§ **Instrucciones de trabajo**:
Actualiza las líneas comprendidas entre el comienzo de los registros y la línea que contiene "243, 292, 256]", ambas incluidas, reemplazando "Mtrs" por "Metros" sin cambiar nada más. Devuelve solo esas líneas.

"""

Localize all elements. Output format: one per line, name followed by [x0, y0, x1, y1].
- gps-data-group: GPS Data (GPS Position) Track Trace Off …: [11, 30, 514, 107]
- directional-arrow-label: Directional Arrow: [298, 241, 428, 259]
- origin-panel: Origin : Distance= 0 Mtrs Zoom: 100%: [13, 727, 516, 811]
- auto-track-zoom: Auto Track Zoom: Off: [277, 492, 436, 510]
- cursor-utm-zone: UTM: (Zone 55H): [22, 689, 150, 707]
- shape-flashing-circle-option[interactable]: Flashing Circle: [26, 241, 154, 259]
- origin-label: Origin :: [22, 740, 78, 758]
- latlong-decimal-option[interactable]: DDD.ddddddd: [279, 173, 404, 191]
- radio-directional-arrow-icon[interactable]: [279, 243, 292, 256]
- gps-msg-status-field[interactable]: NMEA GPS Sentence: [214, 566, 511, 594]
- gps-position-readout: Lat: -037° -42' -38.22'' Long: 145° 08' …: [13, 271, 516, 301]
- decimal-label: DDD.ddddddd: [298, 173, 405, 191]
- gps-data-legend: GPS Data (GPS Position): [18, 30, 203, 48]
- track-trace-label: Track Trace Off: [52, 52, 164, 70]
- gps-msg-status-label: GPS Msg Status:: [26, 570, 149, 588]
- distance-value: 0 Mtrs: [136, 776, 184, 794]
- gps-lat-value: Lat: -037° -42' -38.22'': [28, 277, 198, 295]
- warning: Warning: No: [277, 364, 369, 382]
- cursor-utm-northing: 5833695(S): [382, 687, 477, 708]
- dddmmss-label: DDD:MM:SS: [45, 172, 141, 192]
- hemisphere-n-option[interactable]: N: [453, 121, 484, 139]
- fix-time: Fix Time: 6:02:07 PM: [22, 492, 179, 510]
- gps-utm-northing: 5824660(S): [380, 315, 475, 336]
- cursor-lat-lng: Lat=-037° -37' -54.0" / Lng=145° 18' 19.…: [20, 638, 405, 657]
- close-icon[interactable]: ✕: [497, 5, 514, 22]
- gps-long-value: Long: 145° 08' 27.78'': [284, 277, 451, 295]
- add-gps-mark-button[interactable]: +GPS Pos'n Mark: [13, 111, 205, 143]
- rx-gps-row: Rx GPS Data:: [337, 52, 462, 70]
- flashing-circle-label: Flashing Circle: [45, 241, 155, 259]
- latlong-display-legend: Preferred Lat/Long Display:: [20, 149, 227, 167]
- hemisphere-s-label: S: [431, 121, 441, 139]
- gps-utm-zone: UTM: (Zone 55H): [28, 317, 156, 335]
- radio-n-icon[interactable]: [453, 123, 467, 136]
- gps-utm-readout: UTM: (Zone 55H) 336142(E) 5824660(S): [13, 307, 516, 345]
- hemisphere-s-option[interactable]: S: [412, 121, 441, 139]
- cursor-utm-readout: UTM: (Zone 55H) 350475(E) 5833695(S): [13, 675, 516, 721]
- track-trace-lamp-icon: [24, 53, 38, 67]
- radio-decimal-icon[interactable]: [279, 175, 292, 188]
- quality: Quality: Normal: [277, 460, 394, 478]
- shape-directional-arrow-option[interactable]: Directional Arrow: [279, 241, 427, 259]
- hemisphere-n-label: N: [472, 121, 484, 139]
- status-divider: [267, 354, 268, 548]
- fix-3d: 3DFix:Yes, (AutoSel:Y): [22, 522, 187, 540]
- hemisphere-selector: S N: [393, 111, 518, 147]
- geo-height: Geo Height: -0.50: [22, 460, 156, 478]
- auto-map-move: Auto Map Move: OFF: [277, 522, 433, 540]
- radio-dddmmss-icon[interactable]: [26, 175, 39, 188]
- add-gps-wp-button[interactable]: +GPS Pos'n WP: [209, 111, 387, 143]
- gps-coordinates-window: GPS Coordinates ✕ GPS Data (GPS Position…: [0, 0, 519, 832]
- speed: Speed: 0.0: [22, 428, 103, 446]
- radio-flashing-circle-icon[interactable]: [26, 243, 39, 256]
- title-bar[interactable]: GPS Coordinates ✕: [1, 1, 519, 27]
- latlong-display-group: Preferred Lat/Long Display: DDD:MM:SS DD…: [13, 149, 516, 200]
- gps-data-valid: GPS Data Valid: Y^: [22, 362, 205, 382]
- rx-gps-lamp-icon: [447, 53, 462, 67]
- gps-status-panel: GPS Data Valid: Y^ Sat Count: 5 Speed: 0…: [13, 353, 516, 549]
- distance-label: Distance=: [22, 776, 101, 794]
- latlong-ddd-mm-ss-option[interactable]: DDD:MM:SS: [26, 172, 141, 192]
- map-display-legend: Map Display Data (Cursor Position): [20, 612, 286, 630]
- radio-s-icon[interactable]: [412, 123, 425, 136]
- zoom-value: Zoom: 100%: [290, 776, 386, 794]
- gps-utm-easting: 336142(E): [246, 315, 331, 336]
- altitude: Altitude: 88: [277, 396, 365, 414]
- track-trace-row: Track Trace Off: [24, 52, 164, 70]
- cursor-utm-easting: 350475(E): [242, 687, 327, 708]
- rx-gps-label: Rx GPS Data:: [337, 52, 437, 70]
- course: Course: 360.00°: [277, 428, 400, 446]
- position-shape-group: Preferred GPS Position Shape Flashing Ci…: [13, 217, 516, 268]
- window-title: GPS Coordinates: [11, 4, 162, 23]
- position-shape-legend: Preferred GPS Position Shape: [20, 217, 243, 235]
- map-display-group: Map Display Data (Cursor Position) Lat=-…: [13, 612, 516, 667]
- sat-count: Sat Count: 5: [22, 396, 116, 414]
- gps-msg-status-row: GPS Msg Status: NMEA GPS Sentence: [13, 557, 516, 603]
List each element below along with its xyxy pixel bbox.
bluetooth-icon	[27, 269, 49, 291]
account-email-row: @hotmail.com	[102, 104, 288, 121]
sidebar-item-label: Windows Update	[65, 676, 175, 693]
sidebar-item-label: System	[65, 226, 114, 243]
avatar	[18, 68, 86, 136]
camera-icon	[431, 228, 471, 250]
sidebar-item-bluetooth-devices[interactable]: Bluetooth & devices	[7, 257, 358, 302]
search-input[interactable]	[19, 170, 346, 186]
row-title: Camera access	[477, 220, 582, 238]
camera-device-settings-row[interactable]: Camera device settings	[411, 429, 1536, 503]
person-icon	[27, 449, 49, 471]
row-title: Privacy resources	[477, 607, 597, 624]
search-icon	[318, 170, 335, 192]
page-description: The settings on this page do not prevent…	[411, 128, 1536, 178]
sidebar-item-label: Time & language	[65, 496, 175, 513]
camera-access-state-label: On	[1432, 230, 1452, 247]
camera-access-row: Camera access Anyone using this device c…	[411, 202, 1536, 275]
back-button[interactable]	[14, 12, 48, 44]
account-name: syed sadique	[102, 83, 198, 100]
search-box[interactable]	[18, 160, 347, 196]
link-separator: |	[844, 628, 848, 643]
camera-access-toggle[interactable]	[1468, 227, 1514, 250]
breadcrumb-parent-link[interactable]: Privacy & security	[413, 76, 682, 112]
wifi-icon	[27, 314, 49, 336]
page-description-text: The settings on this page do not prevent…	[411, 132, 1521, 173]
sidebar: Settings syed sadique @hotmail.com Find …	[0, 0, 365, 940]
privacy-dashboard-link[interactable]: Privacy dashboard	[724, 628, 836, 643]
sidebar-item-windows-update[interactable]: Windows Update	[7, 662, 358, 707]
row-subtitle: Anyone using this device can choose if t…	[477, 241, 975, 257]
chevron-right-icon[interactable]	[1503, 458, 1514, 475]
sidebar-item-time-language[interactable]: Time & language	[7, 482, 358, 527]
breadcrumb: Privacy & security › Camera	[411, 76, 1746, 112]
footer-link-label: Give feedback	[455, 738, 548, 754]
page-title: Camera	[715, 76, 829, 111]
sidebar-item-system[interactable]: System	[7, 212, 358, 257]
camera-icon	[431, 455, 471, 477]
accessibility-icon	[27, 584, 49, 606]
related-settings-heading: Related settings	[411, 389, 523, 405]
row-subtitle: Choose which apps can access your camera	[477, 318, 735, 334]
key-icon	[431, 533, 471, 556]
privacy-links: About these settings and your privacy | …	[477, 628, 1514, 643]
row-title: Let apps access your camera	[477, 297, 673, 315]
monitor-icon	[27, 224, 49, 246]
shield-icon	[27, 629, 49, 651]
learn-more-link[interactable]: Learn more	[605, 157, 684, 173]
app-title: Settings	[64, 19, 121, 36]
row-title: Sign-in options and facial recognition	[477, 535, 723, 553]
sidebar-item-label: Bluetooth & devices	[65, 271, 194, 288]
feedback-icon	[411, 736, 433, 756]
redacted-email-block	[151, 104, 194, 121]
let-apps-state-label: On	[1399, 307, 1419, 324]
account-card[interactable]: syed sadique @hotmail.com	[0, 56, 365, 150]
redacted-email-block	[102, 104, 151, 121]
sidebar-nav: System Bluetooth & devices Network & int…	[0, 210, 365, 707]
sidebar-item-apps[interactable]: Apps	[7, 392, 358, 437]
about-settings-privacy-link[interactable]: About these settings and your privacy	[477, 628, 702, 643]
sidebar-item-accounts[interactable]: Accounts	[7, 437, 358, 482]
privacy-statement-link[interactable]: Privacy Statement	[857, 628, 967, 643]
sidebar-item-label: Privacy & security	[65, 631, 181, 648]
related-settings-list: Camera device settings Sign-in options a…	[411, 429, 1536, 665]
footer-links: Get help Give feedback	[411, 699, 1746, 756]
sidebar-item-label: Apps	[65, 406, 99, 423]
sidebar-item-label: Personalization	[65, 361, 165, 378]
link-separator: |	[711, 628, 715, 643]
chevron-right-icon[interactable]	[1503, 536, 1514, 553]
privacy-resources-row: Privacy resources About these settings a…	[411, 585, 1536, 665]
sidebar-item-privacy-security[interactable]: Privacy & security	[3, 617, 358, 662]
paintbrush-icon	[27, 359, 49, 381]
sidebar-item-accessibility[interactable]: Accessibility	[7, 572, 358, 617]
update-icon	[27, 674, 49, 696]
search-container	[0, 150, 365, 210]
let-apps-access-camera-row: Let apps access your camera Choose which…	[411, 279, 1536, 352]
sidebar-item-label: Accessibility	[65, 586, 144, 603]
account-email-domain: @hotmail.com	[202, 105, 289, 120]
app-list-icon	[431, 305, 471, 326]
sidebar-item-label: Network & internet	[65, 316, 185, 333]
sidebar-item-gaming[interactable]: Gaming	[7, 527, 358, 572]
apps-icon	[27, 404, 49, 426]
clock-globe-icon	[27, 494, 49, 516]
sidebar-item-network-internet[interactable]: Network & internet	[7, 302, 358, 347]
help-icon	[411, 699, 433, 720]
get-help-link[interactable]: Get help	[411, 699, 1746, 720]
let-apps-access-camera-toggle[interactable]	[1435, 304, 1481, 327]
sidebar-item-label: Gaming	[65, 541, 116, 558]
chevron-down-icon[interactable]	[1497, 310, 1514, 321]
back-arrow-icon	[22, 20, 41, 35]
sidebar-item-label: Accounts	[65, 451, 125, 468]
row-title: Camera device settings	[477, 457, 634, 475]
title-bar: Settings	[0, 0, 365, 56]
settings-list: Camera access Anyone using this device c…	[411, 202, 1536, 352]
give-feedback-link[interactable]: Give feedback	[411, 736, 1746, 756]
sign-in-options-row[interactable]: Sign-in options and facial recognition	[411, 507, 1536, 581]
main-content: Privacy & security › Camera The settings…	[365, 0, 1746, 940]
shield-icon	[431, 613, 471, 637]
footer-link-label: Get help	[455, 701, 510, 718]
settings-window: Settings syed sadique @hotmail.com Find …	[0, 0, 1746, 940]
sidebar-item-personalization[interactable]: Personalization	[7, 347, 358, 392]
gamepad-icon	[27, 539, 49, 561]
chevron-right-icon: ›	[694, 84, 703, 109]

"""

§ **Respuesta**:
Localize all elements. Output format: one per line, name followed by [x0, y0, x1, y1].
- gps-data-group: GPS Data (GPS Position) Track Trace Off …: [11, 30, 514, 107]
- directional-arrow-label: Directional Arrow: [298, 241, 428, 259]
- origin-panel: Origin : Distance= 0 Metros Zoom: 100%: [13, 727, 516, 811]
- auto-track-zoom: Auto Track Zoom: Off: [277, 492, 436, 510]
- cursor-utm-zone: UTM: (Zone 55H): [22, 689, 150, 707]
- shape-flashing-circle-option[interactable]: Flashing Circle: [26, 241, 154, 259]
- origin-label: Origin :: [22, 740, 78, 758]
- latlong-decimal-option[interactable]: DDD.ddddddd: [279, 173, 404, 191]
- radio-directional-arrow-icon[interactable]: [279, 243, 292, 256]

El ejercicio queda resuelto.